Extracted information ->
((

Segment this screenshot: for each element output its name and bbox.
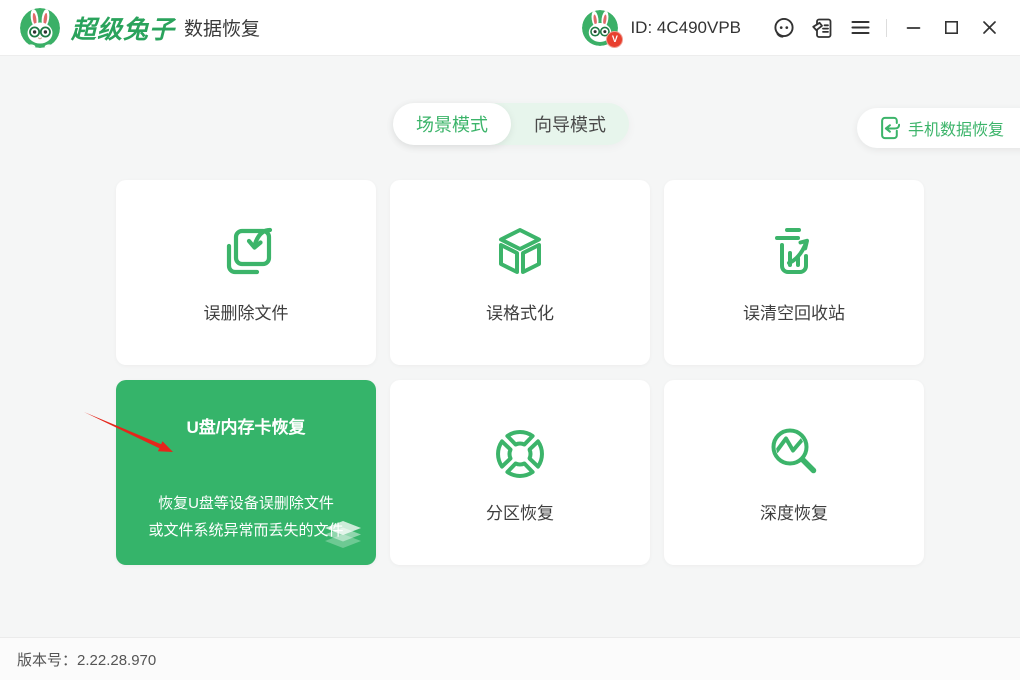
card-description-line2: 或文件系统异常而丢失的文件	[148, 522, 343, 539]
app-brand-name: 超级兔子	[71, 10, 175, 46]
app-logo-rabbit-icon	[20, 8, 60, 48]
version-text: 版本号：2.22.28.970	[17, 649, 156, 670]
tab-scene-mode[interactable]: 场景模式	[393, 103, 511, 145]
card-usb-memory-card-recovery[interactable]: U盘/内存卡恢复 恢复U盘等设备误删除文件 或文件系统异常而丢失的文件	[116, 380, 376, 565]
user-id: ID: 4C490VPB	[630, 18, 741, 38]
main-content: 场景模式 向导模式 手机数据恢复	[0, 57, 1020, 637]
titlebar-divider	[886, 19, 887, 37]
minimize-button[interactable]	[897, 12, 929, 44]
tab-wizard-mode[interactable]: 向导模式	[511, 103, 629, 145]
card-label: 误删除文件	[204, 299, 289, 324]
hamburger-menu-icon[interactable]	[844, 12, 876, 44]
phone-recovery-label: 手机数据恢复	[908, 116, 1004, 140]
layers-icon	[322, 521, 364, 556]
card-emptied-recycle-bin[interactable]: 误清空回收站	[664, 180, 924, 365]
file-restore-icon	[214, 222, 278, 286]
app-window: 超级兔子 数据恢复	[0, 0, 1020, 680]
card-description-line1: 恢复U盘等设备误删除文件	[158, 495, 334, 512]
card-deleted-files[interactable]: 误删除文件	[116, 180, 376, 365]
card-label: 误清空回收站	[743, 299, 845, 324]
customer-support-icon[interactable]	[768, 12, 800, 44]
app-product-name: 数据恢复	[184, 14, 260, 41]
card-partition-recovery[interactable]: 分区恢复	[390, 380, 650, 565]
user-avatar[interactable]: V	[582, 10, 618, 46]
close-button[interactable]	[973, 12, 1005, 44]
scene-card-grid: 误删除文件 误格式化	[116, 180, 924, 565]
phone-recovery-icon	[878, 115, 900, 141]
phone-recovery-button[interactable]: 手机数据恢复	[857, 108, 1020, 148]
trash-restore-icon	[762, 222, 826, 286]
partition-icon	[488, 422, 552, 486]
status-bar: 版本号：2.22.28.970	[0, 637, 1020, 680]
maximize-button[interactable]	[935, 12, 967, 44]
mode-tab-group: 场景模式 向导模式	[393, 103, 629, 145]
feedback-icon[interactable]	[806, 12, 838, 44]
card-label: 误格式化	[486, 299, 554, 324]
deep-scan-icon	[762, 422, 826, 486]
vip-badge: V	[606, 31, 623, 48]
card-formatted[interactable]: 误格式化	[390, 180, 650, 365]
card-description: 恢复U盘等设备误删除文件 或文件系统异常而丢失的文件	[148, 490, 343, 544]
card-label: 分区恢复	[486, 499, 554, 524]
card-label: 深度恢复	[760, 499, 828, 524]
card-deep-recovery[interactable]: 深度恢复	[664, 380, 924, 565]
card-title: U盘/内存卡恢复	[187, 413, 306, 438]
title-bar: 超级兔子 数据恢复	[0, 0, 1020, 56]
cube-icon	[488, 222, 552, 286]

))

Instructions to follow ->
Revise the material above so that every "interactable" becomes "clickable", changing nothing else. Leave the picture out.

Exercise response ->
Segment this screenshot: for each element output its name and bbox.
card-description-line2: 或文件系统异常而丢失的文件	[148, 522, 343, 539]
app-brand-name: 超级兔子	[71, 10, 175, 46]
app-logo-rabbit-icon	[20, 8, 60, 48]
version-text: 版本号：2.22.28.970	[17, 649, 156, 670]
tab-scene-mode[clickable]: 场景模式	[393, 103, 511, 145]
card-usb-memory-card-recovery[clickable]: U盘/内存卡恢复 恢复U盘等设备误删除文件 或文件系统异常而丢失的文件	[116, 380, 376, 565]
user-id: ID: 4C490VPB	[630, 18, 741, 38]
main-content: 场景模式 向导模式 手机数据恢复	[0, 57, 1020, 637]
titlebar-divider	[886, 19, 887, 37]
minimize-button[clickable]	[897, 12, 929, 44]
tab-wizard-mode[clickable]: 向导模式	[511, 103, 629, 145]
card-label: 误删除文件	[204, 299, 289, 324]
hamburger-menu-icon[clickable]	[844, 12, 876, 44]
phone-recovery-label: 手机数据恢复	[908, 116, 1004, 140]
layers-icon	[322, 521, 364, 556]
card-emptied-recycle-bin[clickable]: 误清空回收站	[664, 180, 924, 365]
file-restore-icon	[214, 222, 278, 286]
app-window: 超级兔子 数据恢复	[0, 0, 1020, 680]
card-description-line1: 恢复U盘等设备误删除文件	[158, 495, 334, 512]
card-deleted-files[clickable]: 误删除文件	[116, 180, 376, 365]
card-label: 误清空回收站	[743, 299, 845, 324]
customer-support-icon[clickable]	[768, 12, 800, 44]
app-product-name: 数据恢复	[184, 14, 260, 41]
card-partition-recovery[clickable]: 分区恢复	[390, 380, 650, 565]
user-avatar[clickable]: V	[582, 10, 618, 46]
close-button[clickable]	[973, 12, 1005, 44]
scene-card-grid: 误删除文件 误格式化	[116, 180, 924, 565]
phone-recovery-icon	[878, 115, 900, 141]
phone-recovery-button[clickable]: 手机数据恢复	[857, 108, 1020, 148]
trash-restore-icon	[762, 222, 826, 286]
partition-icon	[488, 422, 552, 486]
status-bar: 版本号：2.22.28.970	[0, 637, 1020, 680]
maximize-button[clickable]	[935, 12, 967, 44]
mode-tab-group: 场景模式 向导模式	[393, 103, 629, 145]
feedback-icon[clickable]	[806, 12, 838, 44]
card-label: 误格式化	[486, 299, 554, 324]
deep-scan-icon	[762, 422, 826, 486]
vip-badge: V	[606, 31, 623, 48]
card-formatted[clickable]: 误格式化	[390, 180, 650, 365]
card-description: 恢复U盘等设备误删除文件 或文件系统异常而丢失的文件	[148, 490, 343, 544]
card-label: 分区恢复	[486, 499, 554, 524]
card-label: 深度恢复	[760, 499, 828, 524]
card-deep-recovery[clickable]: 深度恢复	[664, 380, 924, 565]
card-title: U盘/内存卡恢复	[187, 413, 306, 438]
title-bar: 超级兔子 数据恢复	[0, 0, 1020, 56]
cube-icon	[488, 222, 552, 286]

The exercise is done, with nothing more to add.